** START OF THE INPUT **

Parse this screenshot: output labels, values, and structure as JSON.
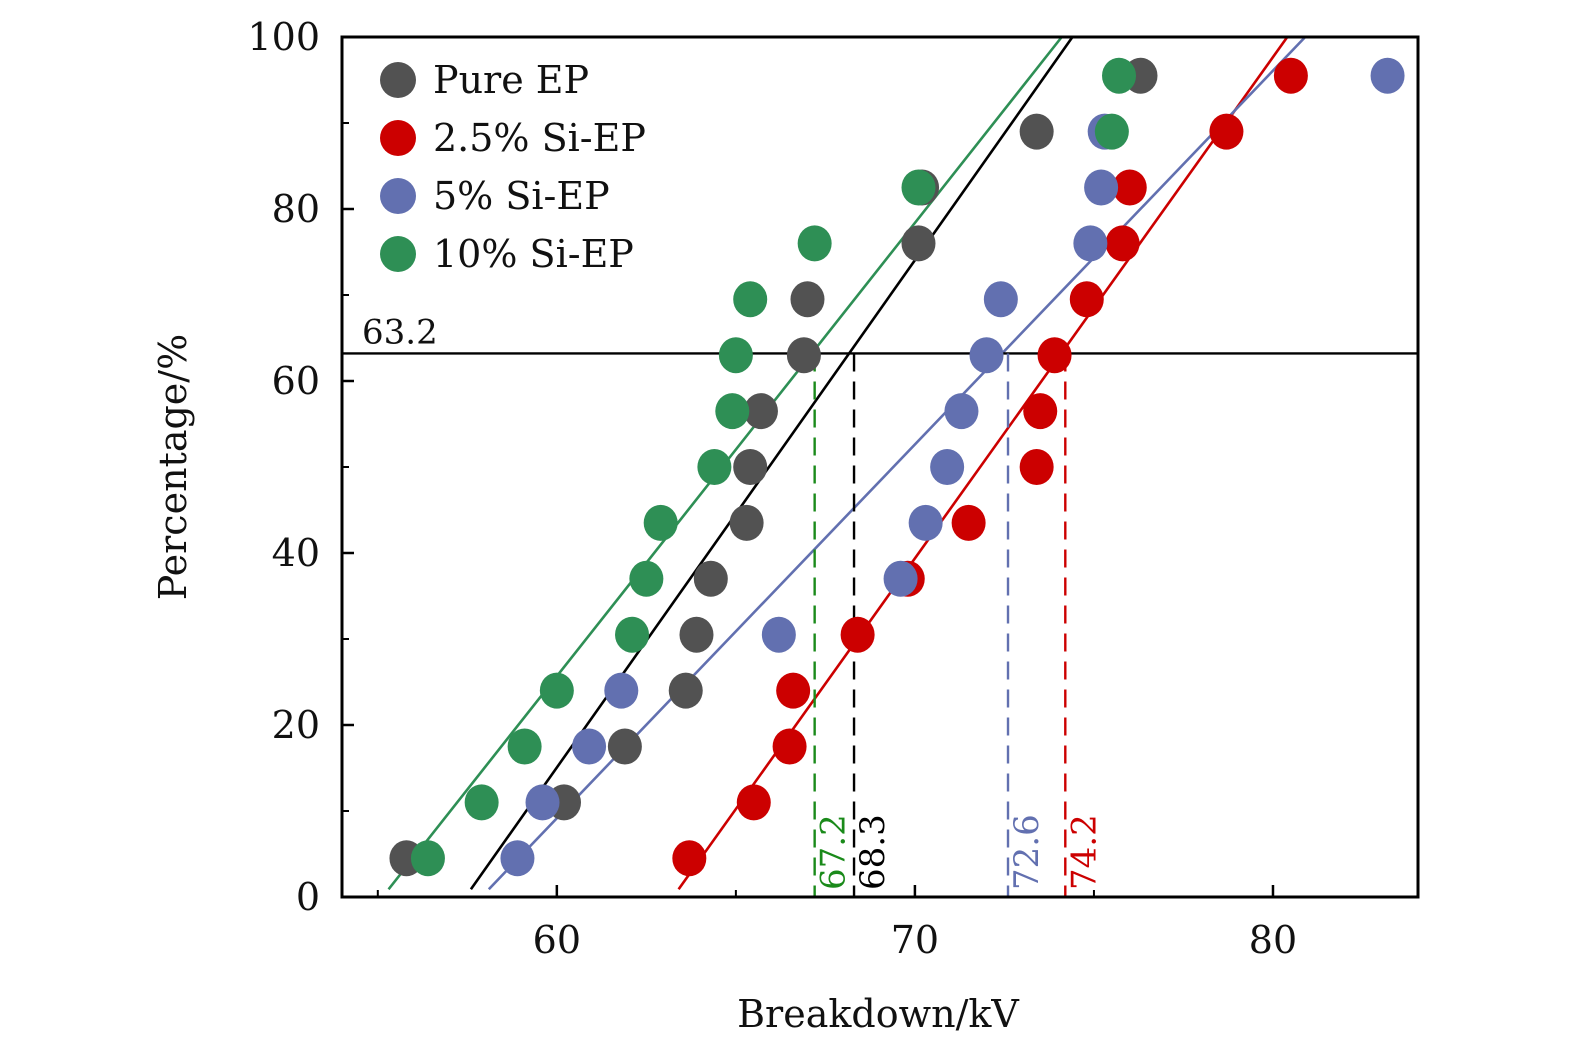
{
  "chart_data": {
    "type": "scatter",
    "title": "",
    "xlabel": "Breakdown/kV",
    "ylabel": "Percentage/%",
    "xlim": [
      54.0,
      84.05
    ],
    "ylim": [
      0,
      100
    ],
    "xticks": [
      60,
      70,
      80
    ],
    "xticks_minor": [
      55,
      65,
      75
    ],
    "yticks": [
      0,
      20,
      40,
      60,
      80,
      100
    ],
    "yticks_minor": [
      10,
      30,
      50,
      70,
      90
    ],
    "grid": false,
    "legend_position": "top-left",
    "reference_line": {
      "y": 63.2,
      "label": "63.2"
    },
    "series": [
      {
        "name": "Pure EP",
        "color": "#525252",
        "line_color": "#000000",
        "x": [
          55.8,
          60.2,
          61.9,
          63.6,
          63.9,
          64.3,
          65.3,
          65.4,
          65.7,
          66.9,
          67.0,
          70.1,
          70.2,
          73.4,
          76.3
        ],
        "y": [
          4.5,
          11.0,
          17.5,
          24.0,
          30.5,
          37.0,
          43.5,
          50.0,
          56.5,
          63.0,
          69.5,
          76.0,
          82.5,
          89.0,
          95.5
        ],
        "fit_line": {
          "x": [
            57.6,
            74.4
          ],
          "y": [
            0.9,
            100
          ]
        },
        "characteristic_value": 68.3,
        "characteristic_label": "68.3"
      },
      {
        "name": "2.5% Si-EP",
        "color": "#CC0000",
        "line_color": "#CC0000",
        "x": [
          63.7,
          65.5,
          66.5,
          66.6,
          68.4,
          69.8,
          71.5,
          73.4,
          73.5,
          73.9,
          74.8,
          75.8,
          76.0,
          78.7,
          80.5
        ],
        "y": [
          4.5,
          11.0,
          17.5,
          24.0,
          30.5,
          37.0,
          43.5,
          50.0,
          56.5,
          63.0,
          69.5,
          76.0,
          82.5,
          89.0,
          95.5
        ],
        "fit_line": {
          "x": [
            63.4,
            80.4
          ],
          "y": [
            0.9,
            100
          ]
        },
        "characteristic_value": 74.2,
        "characteristic_label": "74.2"
      },
      {
        "name": "5% Si-EP",
        "color": "#6270B0",
        "line_color": "#6270B0",
        "x": [
          58.9,
          59.6,
          60.9,
          61.8,
          66.2,
          69.6,
          70.3,
          70.9,
          71.3,
          72.0,
          72.4,
          74.9,
          75.2,
          75.3,
          83.2
        ],
        "y": [
          4.5,
          11.0,
          17.5,
          24.0,
          30.5,
          37.0,
          43.5,
          50.0,
          56.5,
          63.0,
          69.5,
          76.0,
          82.5,
          89.0,
          95.5
        ],
        "fit_line": {
          "x": [
            58.1,
            80.9
          ],
          "y": [
            0.9,
            100
          ]
        },
        "characteristic_value": 72.6,
        "characteristic_label": "72.6"
      },
      {
        "name": "10% Si-EP",
        "color": "#2E8F55",
        "line_color": "#2E8F55",
        "x": [
          56.4,
          57.9,
          59.1,
          60.0,
          62.1,
          62.5,
          62.9,
          64.4,
          64.9,
          65.0,
          65.4,
          67.2,
          70.1,
          75.5,
          75.7
        ],
        "y": [
          4.5,
          11.0,
          17.5,
          24.0,
          30.5,
          37.0,
          43.5,
          50.0,
          56.5,
          63.0,
          69.5,
          76.0,
          82.5,
          89.0,
          95.5
        ],
        "fit_line": {
          "x": [
            55.3,
            74.1
          ],
          "y": [
            0.9,
            100
          ]
        },
        "characteristic_value": 67.2,
        "characteristic_label": "67.2",
        "label_color": "#1A8A1A"
      }
    ]
  }
}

** END OF THE INPUT **

#### WHAT YOU NEED TO DO:
Retype each entry precisely. Skip images entirely.

#### SOLUTION FOR THIS EXERCISE:
Parse this screenshot: output labels, values, and structure as JSON.
{
  "chart_data": {
    "type": "scatter",
    "title": "",
    "xlabel": "Breakdown/kV",
    "ylabel": "Percentage/%",
    "xlim": [
      54.0,
      84.05
    ],
    "ylim": [
      0,
      100
    ],
    "xticks": [
      60,
      70,
      80
    ],
    "xticks_minor": [
      55,
      65,
      75
    ],
    "yticks": [
      0,
      20,
      40,
      60,
      80,
      100
    ],
    "yticks_minor": [
      10,
      30,
      50,
      70,
      90
    ],
    "grid": false,
    "legend_position": "top-left",
    "reference_line": {
      "y": 63.2,
      "label": "63.2"
    },
    "series": [
      {
        "name": "Pure EP",
        "color": "#525252",
        "line_color": "#000000",
        "x": [
          55.8,
          60.2,
          61.9,
          63.6,
          63.9,
          64.3,
          65.3,
          65.4,
          65.7,
          66.9,
          67.0,
          70.1,
          70.2,
          73.4,
          76.3
        ],
        "y": [
          4.5,
          11.0,
          17.5,
          24.0,
          30.5,
          37.0,
          43.5,
          50.0,
          56.5,
          63.0,
          69.5,
          76.0,
          82.5,
          89.0,
          95.5
        ],
        "fit_line": {
          "x": [
            57.6,
            74.4
          ],
          "y": [
            0.9,
            100
          ]
        },
        "characteristic_value": 68.3,
        "characteristic_label": "68.3"
      },
      {
        "name": "2.5% Si-EP",
        "color": "#CC0000",
        "line_color": "#CC0000",
        "x": [
          63.7,
          65.5,
          66.5,
          66.6,
          68.4,
          69.8,
          71.5,
          73.4,
          73.5,
          73.9,
          74.8,
          75.8,
          76.0,
          78.7,
          80.5
        ],
        "y": [
          4.5,
          11.0,
          17.5,
          24.0,
          30.5,
          37.0,
          43.5,
          50.0,
          56.5,
          63.0,
          69.5,
          76.0,
          82.5,
          89.0,
          95.5
        ],
        "fit_line": {
          "x": [
            63.4,
            80.4
          ],
          "y": [
            0.9,
            100
          ]
        },
        "characteristic_value": 74.2,
        "characteristic_label": "74.2"
      },
      {
        "name": "5% Si-EP",
        "color": "#6270B0",
        "line_color": "#6270B0",
        "x": [
          58.9,
          59.6,
          60.9,
          61.8,
          66.2,
          69.6,
          70.3,
          70.9,
          71.3,
          72.0,
          72.4,
          74.9,
          75.2,
          75.3,
          83.2
        ],
        "y": [
          4.5,
          11.0,
          17.5,
          24.0,
          30.5,
          37.0,
          43.5,
          50.0,
          56.5,
          63.0,
          69.5,
          76.0,
          82.5,
          89.0,
          95.5
        ],
        "fit_line": {
          "x": [
            58.1,
            80.9
          ],
          "y": [
            0.9,
            100
          ]
        },
        "characteristic_value": 72.6,
        "characteristic_label": "72.6"
      },
      {
        "name": "10% Si-EP",
        "color": "#2E8F55",
        "line_color": "#2E8F55",
        "x": [
          56.4,
          57.9,
          59.1,
          60.0,
          62.1,
          62.5,
          62.9,
          64.4,
          64.9,
          65.0,
          65.4,
          67.2,
          70.1,
          75.5,
          75.7
        ],
        "y": [
          4.5,
          11.0,
          17.5,
          24.0,
          30.5,
          37.0,
          43.5,
          50.0,
          56.5,
          63.0,
          69.5,
          76.0,
          82.5,
          89.0,
          95.5
        ],
        "fit_line": {
          "x": [
            55.3,
            74.1
          ],
          "y": [
            0.9,
            100
          ]
        },
        "characteristic_value": 67.2,
        "characteristic_label": "67.2",
        "label_color": "#1A8A1A"
      }
    ]
  }
}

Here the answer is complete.